··· DOCUMENT SECTION

Fading Gigolo is a four-star movie, or almost, and a good deal different from what you might expect.

For one thing, Fading Gigolo is written and directed by John Turturro-- Woody Allen co-stars with Turturro , but neither writes nor directs. And while the premise is Allen promoting and managing Turturro's career a companion with privileges for lonely women, it is not particularly sexy.

Even Sharon Stone, as Turturro's first customer and a woman looking for a threesome, is not the single-minded sex shark you might expect. Vanessa Paradis, best known in the U.S. as Johnny Depp's old girlfriend, is the lonely widow who becomes the heroine, but her story is one of the many surprises I'm not going to reveal.

There is a very sensual massage scene, but it is not at all erotic. Writer-director Turturro has a real gift for handling material that could so easily go wrong but doesn't. Allen's incessant justifying of what he and Turturro are doing is amusing, but what we see going on supports him. Turturro is providing his clients with a lot more than you might expect, and in fact a good deal less of what you'd think.

······
··· RECORD SET

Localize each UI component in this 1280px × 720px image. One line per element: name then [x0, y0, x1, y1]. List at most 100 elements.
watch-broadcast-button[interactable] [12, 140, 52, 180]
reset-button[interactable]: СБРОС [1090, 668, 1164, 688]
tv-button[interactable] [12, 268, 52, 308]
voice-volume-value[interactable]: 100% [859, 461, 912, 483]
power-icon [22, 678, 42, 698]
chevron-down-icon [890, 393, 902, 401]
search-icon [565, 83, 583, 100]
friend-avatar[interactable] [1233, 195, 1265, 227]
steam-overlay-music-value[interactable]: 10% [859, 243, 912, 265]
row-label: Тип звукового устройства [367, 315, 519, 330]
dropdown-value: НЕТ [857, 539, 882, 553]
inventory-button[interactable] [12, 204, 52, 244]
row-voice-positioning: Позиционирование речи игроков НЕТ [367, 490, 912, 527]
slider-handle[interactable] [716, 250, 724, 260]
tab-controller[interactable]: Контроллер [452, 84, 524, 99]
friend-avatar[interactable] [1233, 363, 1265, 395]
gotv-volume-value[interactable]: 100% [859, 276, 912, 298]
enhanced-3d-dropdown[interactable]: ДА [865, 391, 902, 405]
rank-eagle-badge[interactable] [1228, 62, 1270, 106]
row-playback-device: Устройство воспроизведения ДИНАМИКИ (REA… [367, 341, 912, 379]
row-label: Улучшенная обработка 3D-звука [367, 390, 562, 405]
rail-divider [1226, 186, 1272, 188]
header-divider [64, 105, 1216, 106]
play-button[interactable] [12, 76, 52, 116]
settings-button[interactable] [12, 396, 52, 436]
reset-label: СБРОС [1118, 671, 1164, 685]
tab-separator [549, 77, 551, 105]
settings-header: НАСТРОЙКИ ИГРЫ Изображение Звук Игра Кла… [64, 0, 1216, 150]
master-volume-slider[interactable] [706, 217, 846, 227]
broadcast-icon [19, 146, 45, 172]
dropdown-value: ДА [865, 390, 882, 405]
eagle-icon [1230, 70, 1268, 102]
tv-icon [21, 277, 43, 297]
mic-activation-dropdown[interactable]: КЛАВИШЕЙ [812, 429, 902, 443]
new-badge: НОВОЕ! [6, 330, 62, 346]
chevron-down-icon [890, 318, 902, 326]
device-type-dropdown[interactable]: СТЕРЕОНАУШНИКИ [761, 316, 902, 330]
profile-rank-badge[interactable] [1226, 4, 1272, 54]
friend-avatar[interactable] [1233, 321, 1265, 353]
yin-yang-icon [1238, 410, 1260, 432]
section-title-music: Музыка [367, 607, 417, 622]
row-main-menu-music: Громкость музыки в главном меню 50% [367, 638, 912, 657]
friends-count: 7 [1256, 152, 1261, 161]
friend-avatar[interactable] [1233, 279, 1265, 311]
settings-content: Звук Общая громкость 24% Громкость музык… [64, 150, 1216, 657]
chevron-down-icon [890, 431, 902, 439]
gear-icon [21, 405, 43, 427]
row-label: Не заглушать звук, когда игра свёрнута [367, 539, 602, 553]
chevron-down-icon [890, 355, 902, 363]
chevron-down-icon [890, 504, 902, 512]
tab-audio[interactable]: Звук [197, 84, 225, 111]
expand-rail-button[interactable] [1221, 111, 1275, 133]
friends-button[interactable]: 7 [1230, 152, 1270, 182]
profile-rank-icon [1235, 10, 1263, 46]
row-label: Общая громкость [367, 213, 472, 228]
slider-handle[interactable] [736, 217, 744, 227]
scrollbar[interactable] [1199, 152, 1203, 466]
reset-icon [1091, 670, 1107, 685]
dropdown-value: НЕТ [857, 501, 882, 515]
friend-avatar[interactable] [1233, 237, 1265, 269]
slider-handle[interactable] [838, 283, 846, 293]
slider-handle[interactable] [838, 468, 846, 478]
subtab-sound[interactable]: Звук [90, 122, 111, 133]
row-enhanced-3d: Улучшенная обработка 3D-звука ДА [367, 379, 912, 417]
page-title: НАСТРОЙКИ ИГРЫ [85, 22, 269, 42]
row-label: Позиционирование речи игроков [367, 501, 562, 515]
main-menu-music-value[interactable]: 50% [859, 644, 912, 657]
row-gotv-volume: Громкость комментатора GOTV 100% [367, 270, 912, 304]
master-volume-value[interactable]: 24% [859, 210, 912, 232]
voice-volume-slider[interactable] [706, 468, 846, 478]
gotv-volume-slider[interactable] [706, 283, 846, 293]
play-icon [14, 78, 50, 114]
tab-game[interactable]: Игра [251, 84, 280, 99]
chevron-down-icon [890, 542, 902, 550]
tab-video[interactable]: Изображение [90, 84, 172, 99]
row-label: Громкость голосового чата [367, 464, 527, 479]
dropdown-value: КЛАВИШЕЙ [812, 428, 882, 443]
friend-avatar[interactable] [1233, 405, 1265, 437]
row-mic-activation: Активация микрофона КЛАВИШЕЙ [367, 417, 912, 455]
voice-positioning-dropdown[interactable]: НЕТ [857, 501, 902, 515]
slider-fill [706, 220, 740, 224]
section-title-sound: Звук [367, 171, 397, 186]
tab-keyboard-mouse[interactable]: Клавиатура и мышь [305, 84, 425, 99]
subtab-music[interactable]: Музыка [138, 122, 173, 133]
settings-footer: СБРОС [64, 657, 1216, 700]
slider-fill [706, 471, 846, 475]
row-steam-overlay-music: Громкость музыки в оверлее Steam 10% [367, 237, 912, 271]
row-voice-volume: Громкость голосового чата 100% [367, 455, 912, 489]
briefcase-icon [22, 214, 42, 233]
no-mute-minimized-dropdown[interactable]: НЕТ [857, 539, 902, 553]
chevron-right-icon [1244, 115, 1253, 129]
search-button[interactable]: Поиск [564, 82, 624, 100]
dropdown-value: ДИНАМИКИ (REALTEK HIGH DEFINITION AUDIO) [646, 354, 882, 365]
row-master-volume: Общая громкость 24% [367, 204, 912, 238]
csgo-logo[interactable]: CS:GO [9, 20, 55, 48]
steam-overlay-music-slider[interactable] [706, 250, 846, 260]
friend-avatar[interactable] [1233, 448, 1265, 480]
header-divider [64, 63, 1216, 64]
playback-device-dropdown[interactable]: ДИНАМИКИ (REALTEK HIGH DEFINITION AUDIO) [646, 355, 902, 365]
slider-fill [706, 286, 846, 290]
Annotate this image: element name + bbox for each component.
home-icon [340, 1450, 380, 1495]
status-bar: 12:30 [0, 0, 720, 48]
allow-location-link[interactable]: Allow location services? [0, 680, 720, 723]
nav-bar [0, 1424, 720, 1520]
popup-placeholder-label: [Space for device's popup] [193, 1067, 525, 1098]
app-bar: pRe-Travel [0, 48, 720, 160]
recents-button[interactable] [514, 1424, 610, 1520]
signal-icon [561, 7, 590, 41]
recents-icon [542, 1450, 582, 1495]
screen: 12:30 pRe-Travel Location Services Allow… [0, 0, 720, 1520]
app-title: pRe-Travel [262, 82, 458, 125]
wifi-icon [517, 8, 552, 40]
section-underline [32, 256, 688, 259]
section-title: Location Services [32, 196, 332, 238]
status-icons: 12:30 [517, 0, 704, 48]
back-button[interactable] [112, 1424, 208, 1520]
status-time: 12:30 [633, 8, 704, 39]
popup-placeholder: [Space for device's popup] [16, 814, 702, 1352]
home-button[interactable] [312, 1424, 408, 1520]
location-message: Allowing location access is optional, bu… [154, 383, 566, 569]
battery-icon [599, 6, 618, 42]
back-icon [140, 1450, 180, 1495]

······

__WRITTEN TASK__
Please copy the whole Fading Gigolo review word for word. Work only from the movie review itself.

__RESPONSE FOR THIS EXERCISE__
Fading Gigolo is a four-star movie, or almost, and a good deal different from what you might expect.

For one thing, Fading Gigolo is written and directed by John Turturro-- Woody Allen co-stars with Turturro , but neither writes nor directs. And while the premise is Allen promoting and managing Turturro's career a companion with privileges for lonely women, it is not particularly sexy.

Even Sharon Stone, as Turturro's first customer and a woman looking for a threesome, is not the single-minded sex shark you might expect. Vanessa Paradis, best known in the U.S. as Johnny Depp's old girlfriend, is the lonely widow who becomes the heroine, but her story is one of the many surprises I'm not going to reveal.

There is a very sensual massage scene, but it is not at all erotic. Writer-director Turturro has a real gift for handling material that could so easily go wrong but doesn't. Allen's incessant justifying of what he and Turturro are doing is amusing, but what we see going on supports him. Turturro is providing his clients with a lot more than you might expect, and in fact a good deal less of what you'd think.